Records supplied »
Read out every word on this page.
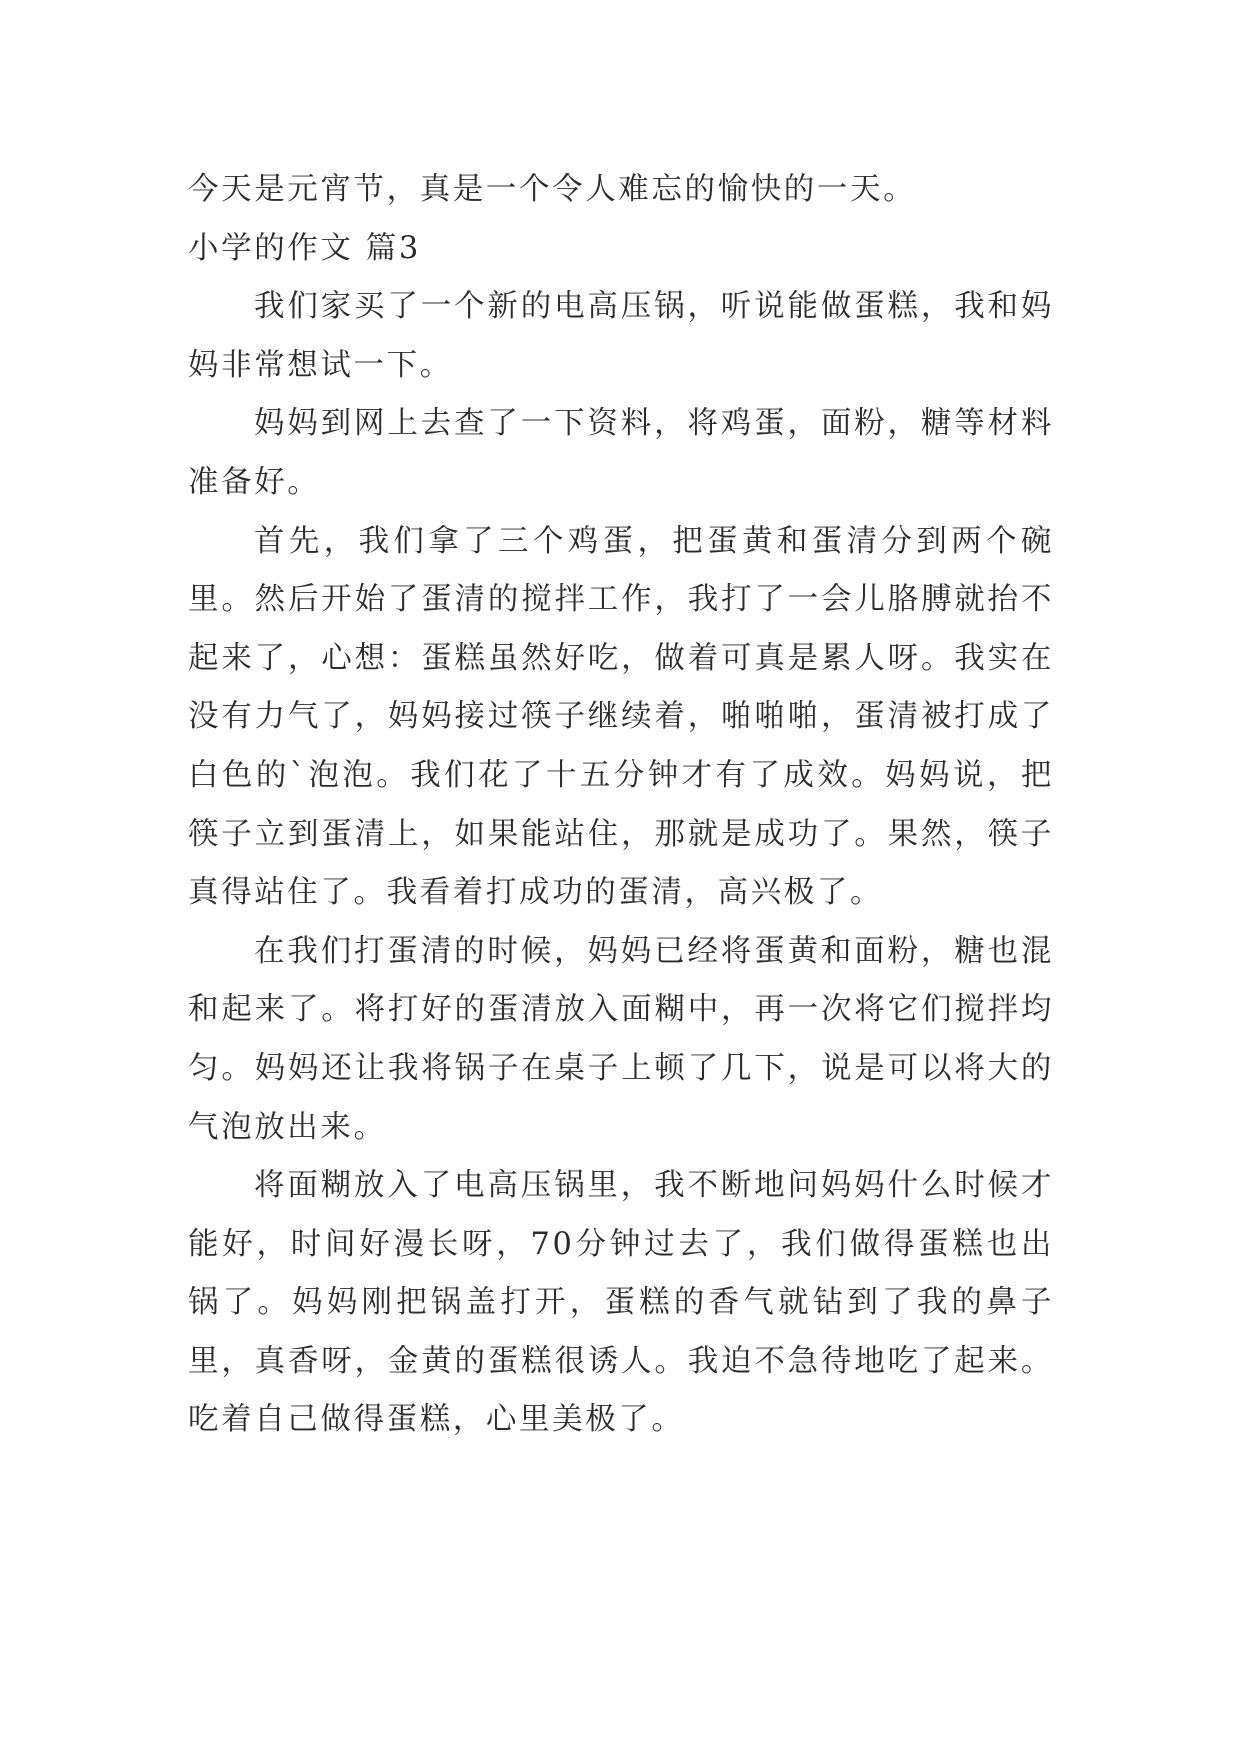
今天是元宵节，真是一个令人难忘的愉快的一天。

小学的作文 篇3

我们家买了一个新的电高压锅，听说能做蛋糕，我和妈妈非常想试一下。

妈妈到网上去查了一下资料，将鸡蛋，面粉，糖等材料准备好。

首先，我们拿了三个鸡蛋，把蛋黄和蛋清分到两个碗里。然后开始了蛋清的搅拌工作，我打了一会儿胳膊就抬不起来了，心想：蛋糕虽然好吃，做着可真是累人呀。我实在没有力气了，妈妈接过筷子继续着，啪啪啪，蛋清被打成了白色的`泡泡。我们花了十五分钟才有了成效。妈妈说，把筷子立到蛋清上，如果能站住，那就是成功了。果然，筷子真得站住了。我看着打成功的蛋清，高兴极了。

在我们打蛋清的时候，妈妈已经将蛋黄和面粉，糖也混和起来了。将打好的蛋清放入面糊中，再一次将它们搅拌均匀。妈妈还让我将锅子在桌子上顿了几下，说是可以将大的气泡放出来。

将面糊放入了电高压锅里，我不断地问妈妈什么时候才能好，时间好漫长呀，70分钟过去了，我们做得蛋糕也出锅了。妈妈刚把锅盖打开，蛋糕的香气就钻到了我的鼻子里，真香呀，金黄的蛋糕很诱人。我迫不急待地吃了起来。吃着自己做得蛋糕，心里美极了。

Problem to work on » Give back the entries verbatim. Do not include any picture.

Solution to this problem »
Read out every word on this page.
今天是元宵节，真是一个令人难忘的愉快的一天。

小学的作文 篇3

我们家买了一个新的电高压锅，听说能做蛋糕，我和妈妈非常想试一下。

妈妈到网上去查了一下资料，将鸡蛋，面粉，糖等材料准备好。

首先，我们拿了三个鸡蛋，把蛋黄和蛋清分到两个碗里。然后开始了蛋清的搅拌工作，我打了一会儿胳膊就抬不起来了，心想：蛋糕虽然好吃，做着可真是累人呀。我实在没有力气了，妈妈接过筷子继续着，啪啪啪，蛋清被打成了白色的`泡泡。我们花了十五分钟才有了成效。妈妈说，把筷子立到蛋清上，如果能站住，那就是成功了。果然，筷子真得站住了。我看着打成功的蛋清，高兴极了。

在我们打蛋清的时候，妈妈已经将蛋黄和面粉，糖也混和起来了。将打好的蛋清放入面糊中，再一次将它们搅拌均匀。妈妈还让我将锅子在桌子上顿了几下，说是可以将大的气泡放出来。

将面糊放入了电高压锅里，我不断地问妈妈什么时候才能好，时间好漫长呀，70分钟过去了，我们做得蛋糕也出锅了。妈妈刚把锅盖打开，蛋糕的香气就钻到了我的鼻子里，真香呀，金黄的蛋糕很诱人。我迫不急待地吃了起来。吃着自己做得蛋糕，心里美极了。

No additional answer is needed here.